| Your objective |
Produce the listing below again, exactly as shown.

| Given records |

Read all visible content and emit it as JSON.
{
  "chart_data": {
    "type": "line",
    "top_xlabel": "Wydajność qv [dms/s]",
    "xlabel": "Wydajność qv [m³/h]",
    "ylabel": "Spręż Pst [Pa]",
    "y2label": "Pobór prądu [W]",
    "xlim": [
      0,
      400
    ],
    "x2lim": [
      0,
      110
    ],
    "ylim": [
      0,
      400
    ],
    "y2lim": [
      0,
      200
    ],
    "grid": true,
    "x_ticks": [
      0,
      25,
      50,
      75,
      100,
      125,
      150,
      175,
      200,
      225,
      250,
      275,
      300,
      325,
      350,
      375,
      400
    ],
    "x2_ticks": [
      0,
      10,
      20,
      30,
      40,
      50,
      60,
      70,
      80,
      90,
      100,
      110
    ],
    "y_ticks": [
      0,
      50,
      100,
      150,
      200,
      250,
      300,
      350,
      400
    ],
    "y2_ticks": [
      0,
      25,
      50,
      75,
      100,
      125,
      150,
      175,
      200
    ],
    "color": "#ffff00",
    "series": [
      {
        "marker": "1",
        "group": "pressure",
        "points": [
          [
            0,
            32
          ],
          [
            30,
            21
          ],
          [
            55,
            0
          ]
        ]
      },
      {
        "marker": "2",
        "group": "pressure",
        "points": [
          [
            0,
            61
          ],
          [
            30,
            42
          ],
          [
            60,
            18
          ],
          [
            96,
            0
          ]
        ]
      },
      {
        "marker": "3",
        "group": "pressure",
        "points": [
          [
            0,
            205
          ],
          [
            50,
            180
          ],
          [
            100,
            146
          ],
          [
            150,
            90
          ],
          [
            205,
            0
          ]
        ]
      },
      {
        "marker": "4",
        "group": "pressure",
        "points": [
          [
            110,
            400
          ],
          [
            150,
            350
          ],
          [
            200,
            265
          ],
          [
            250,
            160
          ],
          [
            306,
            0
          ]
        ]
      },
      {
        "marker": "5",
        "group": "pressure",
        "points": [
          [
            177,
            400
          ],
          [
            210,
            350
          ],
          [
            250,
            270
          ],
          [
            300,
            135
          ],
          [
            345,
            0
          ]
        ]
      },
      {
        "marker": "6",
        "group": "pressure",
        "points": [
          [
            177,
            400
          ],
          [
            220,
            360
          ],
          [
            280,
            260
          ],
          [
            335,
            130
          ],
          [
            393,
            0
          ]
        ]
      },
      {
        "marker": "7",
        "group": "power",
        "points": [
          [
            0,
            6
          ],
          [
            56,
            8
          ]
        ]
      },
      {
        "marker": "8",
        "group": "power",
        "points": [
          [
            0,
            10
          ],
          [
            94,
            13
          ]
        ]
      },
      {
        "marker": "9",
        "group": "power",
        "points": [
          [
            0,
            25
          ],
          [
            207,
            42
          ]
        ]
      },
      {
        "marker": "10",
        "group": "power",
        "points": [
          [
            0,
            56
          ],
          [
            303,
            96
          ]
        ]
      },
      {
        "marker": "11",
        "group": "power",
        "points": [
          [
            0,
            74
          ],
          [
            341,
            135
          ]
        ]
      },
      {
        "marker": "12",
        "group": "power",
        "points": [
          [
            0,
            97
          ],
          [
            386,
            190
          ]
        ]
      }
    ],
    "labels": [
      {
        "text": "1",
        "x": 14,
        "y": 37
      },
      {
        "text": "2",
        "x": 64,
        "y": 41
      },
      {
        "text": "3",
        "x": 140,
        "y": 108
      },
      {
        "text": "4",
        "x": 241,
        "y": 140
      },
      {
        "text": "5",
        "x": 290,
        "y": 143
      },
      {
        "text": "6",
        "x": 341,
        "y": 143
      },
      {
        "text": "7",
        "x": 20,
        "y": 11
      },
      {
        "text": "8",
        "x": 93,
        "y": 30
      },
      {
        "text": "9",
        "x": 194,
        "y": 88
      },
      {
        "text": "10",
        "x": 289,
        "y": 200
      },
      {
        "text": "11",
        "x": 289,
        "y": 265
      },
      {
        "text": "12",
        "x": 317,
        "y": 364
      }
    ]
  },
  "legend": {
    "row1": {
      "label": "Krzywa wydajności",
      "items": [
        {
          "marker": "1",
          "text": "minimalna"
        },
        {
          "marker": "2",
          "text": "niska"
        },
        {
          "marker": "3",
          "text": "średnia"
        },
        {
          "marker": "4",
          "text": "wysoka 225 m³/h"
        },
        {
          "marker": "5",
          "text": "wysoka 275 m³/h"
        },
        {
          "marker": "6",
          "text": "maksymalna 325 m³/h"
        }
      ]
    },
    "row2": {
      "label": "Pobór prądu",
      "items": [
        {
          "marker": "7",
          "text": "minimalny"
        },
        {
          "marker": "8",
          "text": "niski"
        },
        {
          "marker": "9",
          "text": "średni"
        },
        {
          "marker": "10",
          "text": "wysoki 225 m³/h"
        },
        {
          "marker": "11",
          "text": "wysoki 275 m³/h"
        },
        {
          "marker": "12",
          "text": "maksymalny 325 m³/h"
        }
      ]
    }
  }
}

| Solution |
Read all visible content and emit it as JSON.
{
  "chart_data": {
    "type": "line",
    "top_xlabel": "Wydajność qv [dms/s]",
    "xlabel": "Wydajność qv [m³/h]",
    "ylabel": "Spręż Pst [Pa]",
    "y2label": "Pobór prądu [W]",
    "xlim": [
      0,
      400
    ],
    "x2lim": [
      0,
      110
    ],
    "ylim": [
      0,
      400
    ],
    "y2lim": [
      0,
      200
    ],
    "grid": true,
    "x_ticks": [
      0,
      25,
      50,
      75,
      100,
      125,
      150,
      175,
      200,
      225,
      250,
      275,
      300,
      325,
      350,
      375,
      400
    ],
    "x2_ticks": [
      0,
      10,
      20,
      30,
      40,
      50,
      60,
      70,
      80,
      90,
      100,
      110
    ],
    "y_ticks": [
      0,
      50,
      100,
      150,
      200,
      250,
      300,
      350,
      400
    ],
    "y2_ticks": [
      0,
      25,
      50,
      75,
      100,
      125,
      150,
      175,
      200
    ],
    "color": "#ffff00",
    "series": [
      {
        "marker": "1",
        "group": "pressure",
        "points": [
          [
            0,
            32
          ],
          [
            30,
            21
          ],
          [
            55,
            0
          ]
        ]
      },
      {
        "marker": "2",
        "group": "pressure",
        "points": [
          [
            0,
            61
          ],
          [
            30,
            42
          ],
          [
            60,
            18
          ],
          [
            96,
            0
          ]
        ]
      },
      {
        "marker": "3",
        "group": "pressure",
        "points": [
          [
            0,
            205
          ],
          [
            50,
            180
          ],
          [
            100,
            146
          ],
          [
            150,
            90
          ],
          [
            205,
            0
          ]
        ]
      },
      {
        "marker": "4",
        "group": "pressure",
        "points": [
          [
            110,
            400
          ],
          [
            150,
            350
          ],
          [
            200,
            265
          ],
          [
            250,
            160
          ],
          [
            306,
            0
          ]
        ]
      },
      {
        "marker": "5",
        "group": "pressure",
        "points": [
          [
            177,
            400
          ],
          [
            210,
            350
          ],
          [
            250,
            270
          ],
          [
            300,
            135
          ],
          [
            345,
            0
          ]
        ]
      },
      {
        "marker": "6",
        "group": "pressure",
        "points": [
          [
            177,
            400
          ],
          [
            220,
            360
          ],
          [
            280,
            260
          ],
          [
            335,
            130
          ],
          [
            393,
            0
          ]
        ]
      },
      {
        "marker": "7",
        "group": "power",
        "points": [
          [
            0,
            6
          ],
          [
            56,
            8
          ]
        ]
      },
      {
        "marker": "8",
        "group": "power",
        "points": [
          [
            0,
            10
          ],
          [
            94,
            13
          ]
        ]
      },
      {
        "marker": "9",
        "group": "power",
        "points": [
          [
            0,
            25
          ],
          [
            207,
            42
          ]
        ]
      },
      {
        "marker": "10",
        "group": "power",
        "points": [
          [
            0,
            56
          ],
          [
            303,
            96
          ]
        ]
      },
      {
        "marker": "11",
        "group": "power",
        "points": [
          [
            0,
            74
          ],
          [
            341,
            135
          ]
        ]
      },
      {
        "marker": "12",
        "group": "power",
        "points": [
          [
            0,
            97
          ],
          [
            386,
            190
          ]
        ]
      }
    ],
    "labels": [
      {
        "text": "1",
        "x": 14,
        "y": 37
      },
      {
        "text": "2",
        "x": 64,
        "y": 41
      },
      {
        "text": "3",
        "x": 140,
        "y": 108
      },
      {
        "text": "4",
        "x": 241,
        "y": 140
      },
      {
        "text": "5",
        "x": 290,
        "y": 143
      },
      {
        "text": "6",
        "x": 341,
        "y": 143
      },
      {
        "text": "7",
        "x": 20,
        "y": 11
      },
      {
        "text": "8",
        "x": 93,
        "y": 30
      },
      {
        "text": "9",
        "x": 194,
        "y": 88
      },
      {
        "text": "10",
        "x": 289,
        "y": 200
      },
      {
        "text": "11",
        "x": 289,
        "y": 265
      },
      {
        "text": "12",
        "x": 317,
        "y": 364
      }
    ]
  },
  "legend": {
    "row1": {
      "label": "Krzywa wydajności",
      "items": [
        {
          "marker": "1",
          "text": "minimalna"
        },
        {
          "marker": "2",
          "text": "niska"
        },
        {
          "marker": "3",
          "text": "średnia"
        },
        {
          "marker": "4",
          "text": "wysoka 225 m³/h"
        },
        {
          "marker": "5",
          "text": "wysoka 275 m³/h"
        },
        {
          "marker": "6",
          "text": "maksymalna 325 m³/h"
        }
      ]
    },
    "row2": {
      "label": "Pobór prądu",
      "items": [
        {
          "marker": "7",
          "text": "minimalny"
        },
        {
          "marker": "8",
          "text": "niski"
        },
        {
          "marker": "9",
          "text": "średni"
        },
        {
          "marker": "10",
          "text": "wysoki 225 m³/h"
        },
        {
          "marker": "11",
          "text": "wysoki 275 m³/h"
        },
        {
          "marker": "12",
          "text": "maksymalny 325 m³/h"
        }
      ]
    }
  }
}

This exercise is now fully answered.